Exact reproduction of the data is required, with images excluded.

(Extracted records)
■ ■ ■ ■
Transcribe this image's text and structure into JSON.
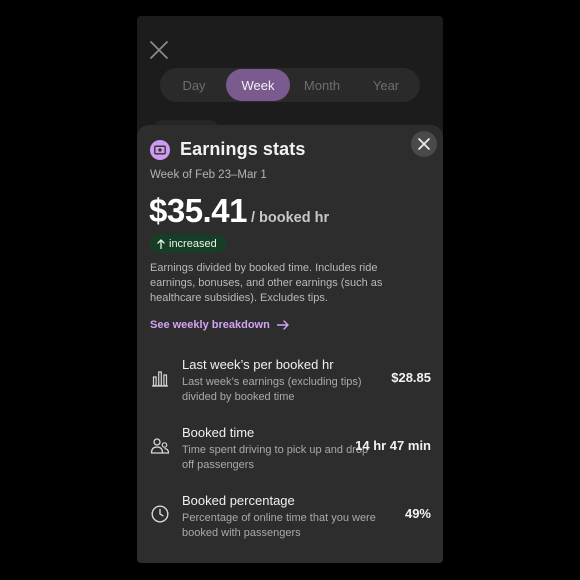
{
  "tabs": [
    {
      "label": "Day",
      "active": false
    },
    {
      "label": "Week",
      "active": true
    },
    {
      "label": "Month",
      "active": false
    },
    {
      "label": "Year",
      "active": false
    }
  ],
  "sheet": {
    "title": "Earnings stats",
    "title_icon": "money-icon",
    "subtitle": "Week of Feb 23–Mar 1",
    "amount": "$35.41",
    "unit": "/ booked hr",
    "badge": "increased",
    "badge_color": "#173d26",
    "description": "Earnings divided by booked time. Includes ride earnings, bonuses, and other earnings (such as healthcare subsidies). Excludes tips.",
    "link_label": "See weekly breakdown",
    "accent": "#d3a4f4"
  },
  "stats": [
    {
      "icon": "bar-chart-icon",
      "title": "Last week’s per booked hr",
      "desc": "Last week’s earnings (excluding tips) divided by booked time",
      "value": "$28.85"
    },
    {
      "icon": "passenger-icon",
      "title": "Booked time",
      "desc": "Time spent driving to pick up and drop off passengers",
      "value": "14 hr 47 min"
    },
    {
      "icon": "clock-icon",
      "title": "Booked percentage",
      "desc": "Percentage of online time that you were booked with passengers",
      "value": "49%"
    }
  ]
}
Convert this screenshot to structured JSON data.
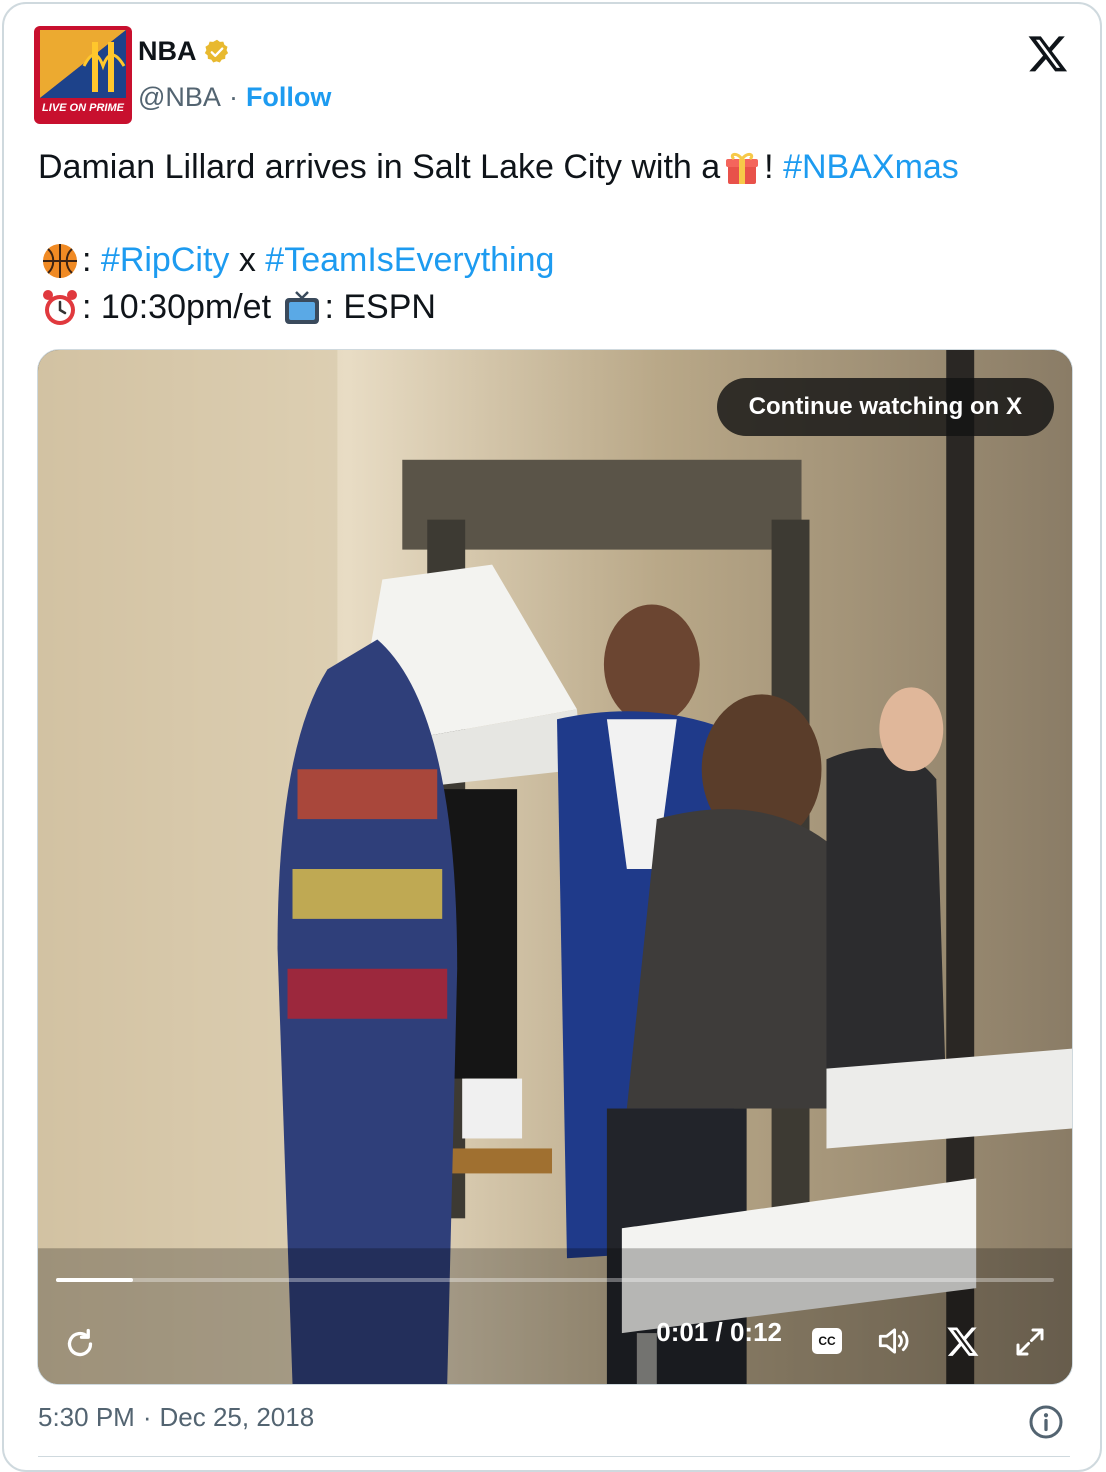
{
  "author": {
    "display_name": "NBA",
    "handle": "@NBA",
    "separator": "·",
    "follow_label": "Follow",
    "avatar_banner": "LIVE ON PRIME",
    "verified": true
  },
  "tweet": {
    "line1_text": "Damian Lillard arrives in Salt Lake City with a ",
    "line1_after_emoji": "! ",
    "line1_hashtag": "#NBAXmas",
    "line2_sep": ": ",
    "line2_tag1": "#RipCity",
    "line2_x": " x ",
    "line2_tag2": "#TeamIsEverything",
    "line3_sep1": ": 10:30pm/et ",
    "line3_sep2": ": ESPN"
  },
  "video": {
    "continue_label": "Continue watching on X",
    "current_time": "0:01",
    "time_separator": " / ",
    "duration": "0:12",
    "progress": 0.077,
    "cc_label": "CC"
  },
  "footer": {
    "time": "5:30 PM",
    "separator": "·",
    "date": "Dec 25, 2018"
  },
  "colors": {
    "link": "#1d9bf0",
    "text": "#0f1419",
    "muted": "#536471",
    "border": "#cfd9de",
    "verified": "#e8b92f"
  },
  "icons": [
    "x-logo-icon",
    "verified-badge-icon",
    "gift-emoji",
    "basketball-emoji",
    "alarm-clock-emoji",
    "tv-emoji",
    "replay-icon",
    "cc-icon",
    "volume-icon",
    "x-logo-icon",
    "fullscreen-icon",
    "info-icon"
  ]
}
■ ■ ■ ■
=== Answer to this problem ===
Transcribe this image's text and structure into JSON.
{
  "tabs": [
    {
      "label": "Day",
      "active": false
    },
    {
      "label": "Week",
      "active": true
    },
    {
      "label": "Month",
      "active": false
    },
    {
      "label": "Year",
      "active": false
    }
  ],
  "sheet": {
    "title": "Earnings stats",
    "title_icon": "money-icon",
    "subtitle": "Week of Feb 23–Mar 1",
    "amount": "$35.41",
    "unit": "/ booked hr",
    "badge": "increased",
    "badge_color": "#173d26",
    "description": "Earnings divided by booked time. Includes ride earnings, bonuses, and other earnings (such as healthcare subsidies). Excludes tips.",
    "link_label": "See weekly breakdown",
    "accent": "#d3a4f4"
  },
  "stats": [
    {
      "icon": "bar-chart-icon",
      "title": "Last week’s per booked hr",
      "desc": "Last week’s earnings (excluding tips) divided by booked time",
      "value": "$28.85"
    },
    {
      "icon": "passenger-icon",
      "title": "Booked time",
      "desc": "Time spent driving to pick up and drop off passengers",
      "value": "14 hr 47 min"
    },
    {
      "icon": "clock-icon",
      "title": "Booked percentage",
      "desc": "Percentage of online time that you were booked with passengers",
      "value": "49%"
    }
  ]
}
Convert this screenshot to structured JSON data.
{
  "author": {
    "display_name": "NBA",
    "handle": "@NBA",
    "separator": "·",
    "follow_label": "Follow",
    "avatar_banner": "LIVE ON PRIME",
    "verified": true
  },
  "tweet": {
    "line1_text": "Damian Lillard arrives in Salt Lake City with a ",
    "line1_after_emoji": "! ",
    "line1_hashtag": "#NBAXmas",
    "line2_sep": ": ",
    "line2_tag1": "#RipCity",
    "line2_x": " x ",
    "line2_tag2": "#TeamIsEverything",
    "line3_sep1": ": 10:30pm/et ",
    "line3_sep2": ": ESPN"
  },
  "video": {
    "continue_label": "Continue watching on X",
    "current_time": "0:01",
    "time_separator": " / ",
    "duration": "0:12",
    "progress": 0.077,
    "cc_label": "CC"
  },
  "footer": {
    "time": "5:30 PM",
    "separator": "·",
    "date": "Dec 25, 2018"
  },
  "colors": {
    "link": "#1d9bf0",
    "text": "#0f1419",
    "muted": "#536471",
    "border": "#cfd9de",
    "verified": "#e8b92f"
  },
  "icons": [
    "x-logo-icon",
    "verified-badge-icon",
    "gift-emoji",
    "basketball-emoji",
    "alarm-clock-emoji",
    "tv-emoji",
    "replay-icon",
    "cc-icon",
    "volume-icon",
    "x-logo-icon",
    "fullscreen-icon",
    "info-icon"
  ]
}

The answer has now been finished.